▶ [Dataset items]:
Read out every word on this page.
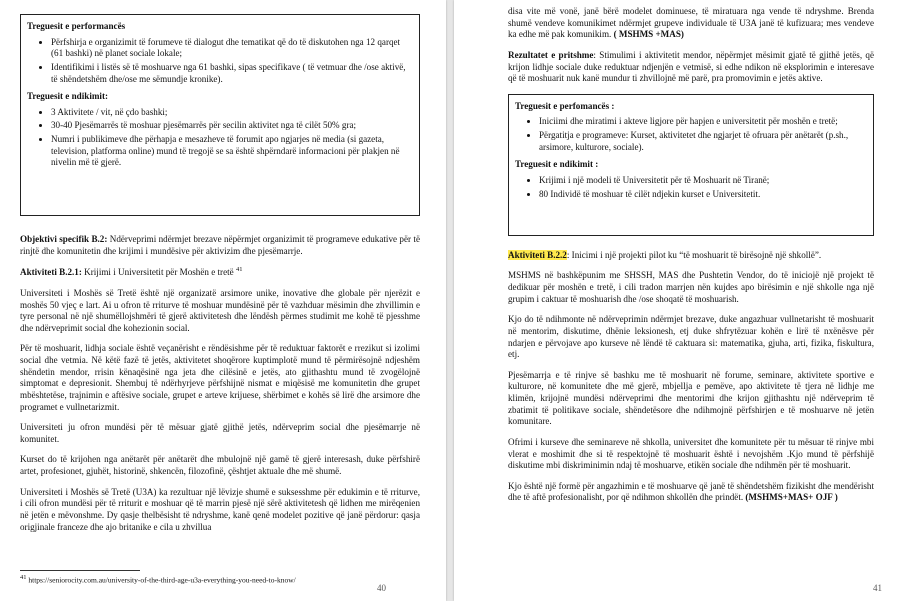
Treguesit e performancës
• Përfshirja e organizimit të forumeve të dialogut dhe tematikat që do të diskutohen nga 12 qarqet (61 bashki) në planet sociale lokale;
• Identifikimi i listës së të moshuarve nga 61 bashki, sipas specifikave ( të vetmuar dhe /ose aktivë, të shëndetshëm dhe/ose me sëmundje kronike).
Treguesit e ndikimit:
• 3 Aktivitete / vit, në çdo bashki;
• 30-40 Pjesëmarrës të moshuar pjesëmarrës për secilin aktivitet nga të cilët 50% gra;
• Numri i publikimeve dhe përhapja e mesazheve të forumit apo ngjarjes në media (si gazeta, television, platforma online) mund të tregojë se sa është shpërndarë informacioni për plakjen në nivelin më të gjerë.

Objektivi specifik B.2: Ndërveprimi ndërmjet brezave nëpërmjet organizimit të programeve edukative për të rinjtë dhe komunitetin dhe krijimi i mundësive për aktivizim dhe pjesëmarrje.

Aktiviteti B.2.1: Krijimi i Universitetit për Moshën e tretë $^{41}$

Universiteti i Moshës së Tretë është një organizatë arsimore unike, inovative dhe globale për njerëzit e moshës 50 vjeç e lart. Ai u ofron të rriturve të moshuar mundësinë për të vazhduar mësimin dhe zhvillimin e tyre personal në një shumëllojshmëri të gjerë aktivitetesh dhe lëndësh përmes studimit me kohë të pjesshme dhe ndërveprimit social dhe kohezionin social.

Për të moshuarit, lidhja sociale është veçanërisht e rëndësishme për të reduktuar faktorët e rrezikut si izolimi social dhe vetmia. Në këtë fazë të jetës, aktivitetet shoqërore kuptimplotë mund të përmirësojnë ndjeshëm shëndetin mendor, rrisin kënaqësinë nga jeta dhe cilësinë e jetës, ato gjithashtu mund të zvogëlojnë simptomat e depresionit. Shembuj të ndërhyrjeve përfshijnë nismat e miqësisë me komunitetin dhe grupet mbështetëse, trajnimin e aftësive sociale, grupet e arteve krijuese, shërbimet e kohës së lirë dhe arsimore dhe programet e vullnetarizmit.

Universiteti ju ofron mundësi për të mësuar gjatë gjithë jetës, ndërveprim social dhe pjesëmarrje në komunitet.

Kurset do të krijohen nga anëtarët për anëtarët dhe mbulojnë një gamë të gjerë interesash, duke përfshirë artet, profesionet, gjuhët, historinë, shkencën, filozofinë, çështjet aktuale dhe më shumë.

Universiteti i Moshës së Tretë (U3A) ka rezultuar një lëvizje shumë e suksesshme për edukimin e të rriturve, i cili ofron mundësi për të rriturit e moshuar që të marrin pjesë një sërë aktivitetesh që lidhen me mirëqenien në jetën e mëvonshme. Dy qasje thelbësisht të ndryshme, kanë qenë modelet pozitive që janë përdorur: qasja origjinale franceze dhe ajo britanike e cila u zhvillua

$^{41}$ https://seniorocity.com.au/university-of-the-third-age-u3a-everything-you-need-to-know/
40

disa vite më vonë, janë bërë modelet dominuese, të miratuara nga vende të ndryshme. Brenda shumë vendeve komunikimet ndërmjet grupeve individuale të U3A janë të kufizuara; mes vendeve ka edhe më pak komunikim. ( MSHMS +MAS)

Rezultatet e pritshme: Stimulimi i aktivitetit mendor, nëpërmjet mësimit gjatë të gjithë jetës, që krijon lidhje sociale duke reduktuar ndjenjën e vetmisë, si edhe ndikon në eksplorimin e interesave që të moshuarit nuk kanë mundur ti zhvillojnë më parë, pra promovimin e jetës aktive.

Treguesit e perfomancës :
• Iniciimi dhe miratimi i akteve ligjore për hapjen e universitetit për moshën e tretë;
• Përgatitja e programeve: Kurset, aktivitetet dhe ngjarjet të ofruara për anëtarët (p.sh., arsimore, kulturore, sociale).
Treguesit e ndikimit :
• Krijimi i një modeli të Universitetit për të Moshuarit në Tiranë;
• 80 Individë të moshuar të cilët ndjekin kurset e Universitetit.

Aktiviteti B.2.2: Inicimi i një projekti pilot ku “të moshuarit të birësojnë një shkollë”.

MSHMS në bashkëpunim me SHSSH, MAS dhe Pushtetin Vendor, do të iniciojë një projekt të dedikuar për moshën e tretë, i cili tradon marrjen nën kujdes apo birësimin e një shkolle nga një grupim i caktuar të moshuarish dhe /ose shoqatë të moshuarish.

Kjo do të ndihmonte në ndërveprimin ndërmjet brezave, duke angazhuar vullnetarisht të moshuarit në mentorim, diskutime, dhënie leksionesh, etj duke shfrytëzuar kohën e lirë të nxënësve për ndarjen e përvojave apo kurseve në lëndë të caktuara si: matematika, gjuha, arti, fizika, fiskultura, etj.

Pjesëmarrja e të rinjve së bashku me të moshuarit në forume, seminare, aktivitete sportive e kulturore, në komunitete dhe më gjerë, mbjellja e pemëve, apo aktivitete të tjera në lidhje me klimën, krijojnë mundësi ndërveprimi dhe mentorimi dhe krijon gjithashtu një ndërveprim të zbatimit të politikave sociale, shëndetësore dhe ndihmojnë përfshirjen e të moshuarve në jetën komunitare.

Ofrimi i kurseve dhe seminareve në shkolla, universitet dhe komunitete për tu mësuar të rinjve mbi vlerat e moshimit dhe si të respektojnë të moshuarit është i nevojshëm .Kjo mund të përfshijë diskutime mbi diskriminimin ndaj të moshuarve, etikën sociale dhe ndihmën për të moshuarit.

Kjo është një formë për angazhimin e të moshuarve që janë të shëndetshëm fizikisht dhe mendërisht dhe të aftë profesionalisht, por që ndihmon shkollën dhe prindët. (MSHMS+MAS+ OJF )

41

▶ [Job]:
Find each line holding the string "kurseve" and copy it out.

▶ [Right answer]:
Kjo do të ndihmonte në ndërveprimin ndërmjet brezave, duke angazhuar vullnetarisht të moshuarit në mentorim, diskutime, dhënie leksionesh, etj duke shfrytëzuar kohën e lirë të nxënësve për ndarjen e përvojave apo kurseve në lëndë të caktuara si: matematika, gjuha, arti, fizika, fiskultura, etj.
Ofrimi i kurseve dhe seminareve në shkolla, universitet dhe komunitete për tu mësuar të rinjve mbi vlerat e moshimit dhe si të respektojnë të moshuarit është i nevojshëm .Kjo mund të përfshijë diskutime mbi diskriminimin ndaj të moshuarve, etikën sociale dhe ndihmën për të moshuarit.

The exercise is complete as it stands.